* **What the task asks**:
For each line in the data below that holds "colors", return a copy.
──────── Stored data ────────
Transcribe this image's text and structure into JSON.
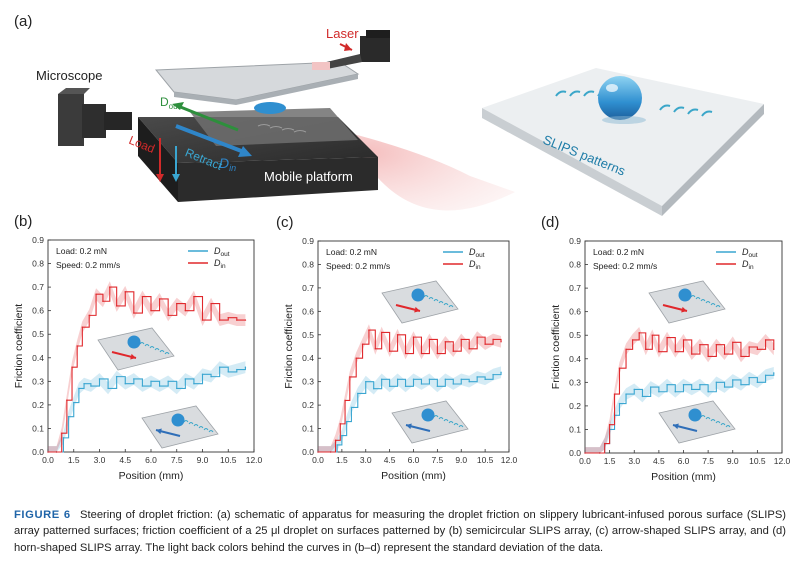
{
  "panel_a": {
    "label": "(a)",
    "microscope_label": "Microscope",
    "laser_label": "Laser",
    "dout_label": "D",
    "dout_sub": "out",
    "din_label": "D",
    "din_sub": "in",
    "load_label": "Load",
    "retract_label": "Retract",
    "platform_label": "Mobile platform",
    "slips_label": "SLIPS patterns"
  },
  "colors": {
    "out": "#3aa6d1",
    "in": "#e0282c",
    "caption_accent": "#1f64a8",
    "dout_arrow": "#2d8f3c"
  },
  "chart_data": [
    {
      "type": "line",
      "panel": "(b)",
      "xlabel": "Position (mm)",
      "ylabel": "Friction coefficient",
      "xlim": [
        0,
        12
      ],
      "ylim": [
        0,
        0.9
      ],
      "xticks": [
        "0.0",
        "1.5",
        "3.0",
        "4.5",
        "6.0",
        "7.5",
        "9.0",
        "10.5",
        "12.0"
      ],
      "yticks": [
        "0.0",
        "0.1",
        "0.2",
        "0.3",
        "0.4",
        "0.5",
        "0.6",
        "0.7",
        "0.8",
        "0.9"
      ],
      "annotation": [
        "Load: 0.2 mN",
        "Speed: 0.2 mm/s"
      ],
      "legend": [
        {
          "name": "D",
          "sub": "out",
          "color": "#3aa6d1"
        },
        {
          "name": "D",
          "sub": "in",
          "color": "#e0282c"
        }
      ],
      "series": [
        {
          "key": "out",
          "x": [
            0,
            0.5,
            0.9,
            1.2,
            1.5,
            1.8,
            2.1,
            2.5,
            3.0,
            3.5,
            4.0,
            4.5,
            5.0,
            5.5,
            6.0,
            6.5,
            7.0,
            7.5,
            8.0,
            8.5,
            9.0,
            9.5,
            10.0,
            10.5,
            11.0,
            11.5
          ],
          "y": [
            0,
            0,
            0.06,
            0.15,
            0.21,
            0.27,
            0.29,
            0.28,
            0.31,
            0.27,
            0.32,
            0.29,
            0.31,
            0.28,
            0.3,
            0.28,
            0.3,
            0.27,
            0.31,
            0.29,
            0.33,
            0.32,
            0.36,
            0.34,
            0.35,
            0.36
          ]
        },
        {
          "key": "in",
          "x": [
            0,
            0.5,
            0.8,
            1.1,
            1.4,
            1.7,
            2.0,
            2.4,
            2.8,
            3.2,
            3.6,
            4.0,
            4.5,
            5.0,
            5.5,
            6.0,
            6.5,
            7.0,
            7.5,
            8.0,
            8.5,
            9.0,
            9.5,
            10.0,
            10.5,
            11.0,
            11.5
          ],
          "y": [
            0,
            0,
            0.08,
            0.22,
            0.36,
            0.45,
            0.53,
            0.58,
            0.67,
            0.64,
            0.7,
            0.62,
            0.68,
            0.59,
            0.66,
            0.6,
            0.65,
            0.58,
            0.63,
            0.6,
            0.66,
            0.56,
            0.63,
            0.56,
            0.57,
            0.56,
            0.56
          ]
        }
      ]
    },
    {
      "type": "line",
      "panel": "(c)",
      "xlabel": "Position (mm)",
      "ylabel": "Friction coefficient",
      "xlim": [
        0,
        12
      ],
      "ylim": [
        0,
        0.9
      ],
      "xticks": [
        "0.0",
        "1.5",
        "3.0",
        "4.5",
        "6.0",
        "7.5",
        "9.0",
        "10.5",
        "12.0"
      ],
      "yticks": [
        "0.0",
        "0.1",
        "0.2",
        "0.3",
        "0.4",
        "0.5",
        "0.6",
        "0.7",
        "0.8",
        "0.9"
      ],
      "annotation": [
        "Load: 0.2 mN",
        "Speed: 0.2 mm/s"
      ],
      "legend": [
        {
          "name": "D",
          "sub": "out",
          "color": "#3aa6d1"
        },
        {
          "name": "D",
          "sub": "in",
          "color": "#e0282c"
        }
      ],
      "series": [
        {
          "key": "out",
          "x": [
            0,
            0.8,
            1.2,
            1.5,
            1.8,
            2.1,
            2.5,
            3.0,
            3.5,
            4.0,
            4.5,
            5.0,
            5.5,
            6.0,
            6.5,
            7.0,
            7.5,
            8.0,
            8.5,
            9.0,
            9.5,
            10.0,
            10.5,
            11.0,
            11.5
          ],
          "y": [
            0,
            0,
            0.03,
            0.07,
            0.13,
            0.19,
            0.25,
            0.3,
            0.27,
            0.31,
            0.28,
            0.31,
            0.28,
            0.31,
            0.29,
            0.31,
            0.28,
            0.31,
            0.29,
            0.31,
            0.3,
            0.32,
            0.31,
            0.33,
            0.34
          ]
        },
        {
          "key": "in",
          "x": [
            0,
            0.8,
            1.1,
            1.4,
            1.7,
            2.0,
            2.4,
            2.8,
            3.2,
            3.6,
            4.0,
            4.5,
            5.0,
            5.5,
            6.0,
            6.5,
            7.0,
            7.5,
            8.0,
            8.5,
            9.0,
            9.5,
            10.0,
            10.5,
            11.0,
            11.5
          ],
          "y": [
            0,
            0,
            0.05,
            0.12,
            0.22,
            0.32,
            0.4,
            0.46,
            0.52,
            0.44,
            0.51,
            0.43,
            0.5,
            0.42,
            0.49,
            0.42,
            0.48,
            0.42,
            0.47,
            0.43,
            0.48,
            0.44,
            0.49,
            0.46,
            0.48,
            0.47
          ]
        }
      ]
    },
    {
      "type": "line",
      "panel": "(d)",
      "xlabel": "Position (mm)",
      "ylabel": "Friction coefficient",
      "xlim": [
        0,
        12
      ],
      "ylim": [
        0,
        0.9
      ],
      "xticks": [
        "0.0",
        "1.5",
        "3.0",
        "4.5",
        "6.0",
        "7.5",
        "9.0",
        "10.5",
        "12.0"
      ],
      "yticks": [
        "0.0",
        "0.1",
        "0.2",
        "0.3",
        "0.4",
        "0.5",
        "0.6",
        "0.7",
        "0.8",
        "0.9"
      ],
      "annotation": [
        "Load: 0.2 mN",
        "Speed: 0.2 mm/s"
      ],
      "legend": [
        {
          "name": "D",
          "sub": "out",
          "color": "#3aa6d1"
        },
        {
          "name": "D",
          "sub": "in",
          "color": "#e0282c"
        }
      ],
      "series": [
        {
          "key": "out",
          "x": [
            0,
            0.9,
            1.2,
            1.5,
            1.8,
            2.1,
            2.5,
            3.0,
            3.5,
            4.0,
            4.5,
            5.0,
            5.5,
            6.0,
            6.5,
            7.0,
            7.5,
            8.0,
            8.5,
            9.0,
            9.5,
            10.0,
            10.5,
            11.0,
            11.5
          ],
          "y": [
            0,
            0,
            0.04,
            0.1,
            0.16,
            0.21,
            0.25,
            0.27,
            0.24,
            0.28,
            0.26,
            0.29,
            0.26,
            0.29,
            0.27,
            0.29,
            0.26,
            0.3,
            0.28,
            0.31,
            0.29,
            0.32,
            0.3,
            0.33,
            0.34
          ]
        },
        {
          "key": "in",
          "x": [
            0,
            0.9,
            1.2,
            1.5,
            1.8,
            2.1,
            2.5,
            2.9,
            3.3,
            3.7,
            4.1,
            4.5,
            5.0,
            5.5,
            6.0,
            6.5,
            7.0,
            7.5,
            8.0,
            8.5,
            9.0,
            9.5,
            10.0,
            10.5,
            11.0,
            11.5
          ],
          "y": [
            0,
            0,
            0.04,
            0.12,
            0.25,
            0.36,
            0.44,
            0.48,
            0.51,
            0.44,
            0.5,
            0.43,
            0.49,
            0.43,
            0.48,
            0.42,
            0.46,
            0.41,
            0.46,
            0.42,
            0.47,
            0.41,
            0.45,
            0.44,
            0.48,
            0.44
          ]
        }
      ]
    }
  ],
  "caption": {
    "figure_word": "FIGURE",
    "figure_number": "6",
    "text": "Steering of droplet friction: (a) schematic of apparatus for measuring the droplet friction on slippery lubricant-infused porous surface (SLIPS) array patterned surfaces; friction coefficient of a 25 μl droplet on surfaces patterned by (b) semicircular SLIPS array, (c) arrow-shaped SLIPS array, and (d) horn-shaped SLIPS array. The light back colors behind the curves in (b–d) represent the standard deviation of the data."
  }
}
────────
* **Response to this exercise**:
  "colors": {
    "text": "Steering of droplet friction: (a) schematic of apparatus for measuring the droplet friction on slippery lubricant-infused porous surface (SLIPS) array patterned surfaces; friction coefficient of a 25 μl droplet on surfaces patterned by (b) semicircular SLIPS array, (c) arrow-shaped SLIPS array, and (d) horn-shaped SLIPS array. The light back colors behind the curves in (b–d) represent the standard deviation of the data."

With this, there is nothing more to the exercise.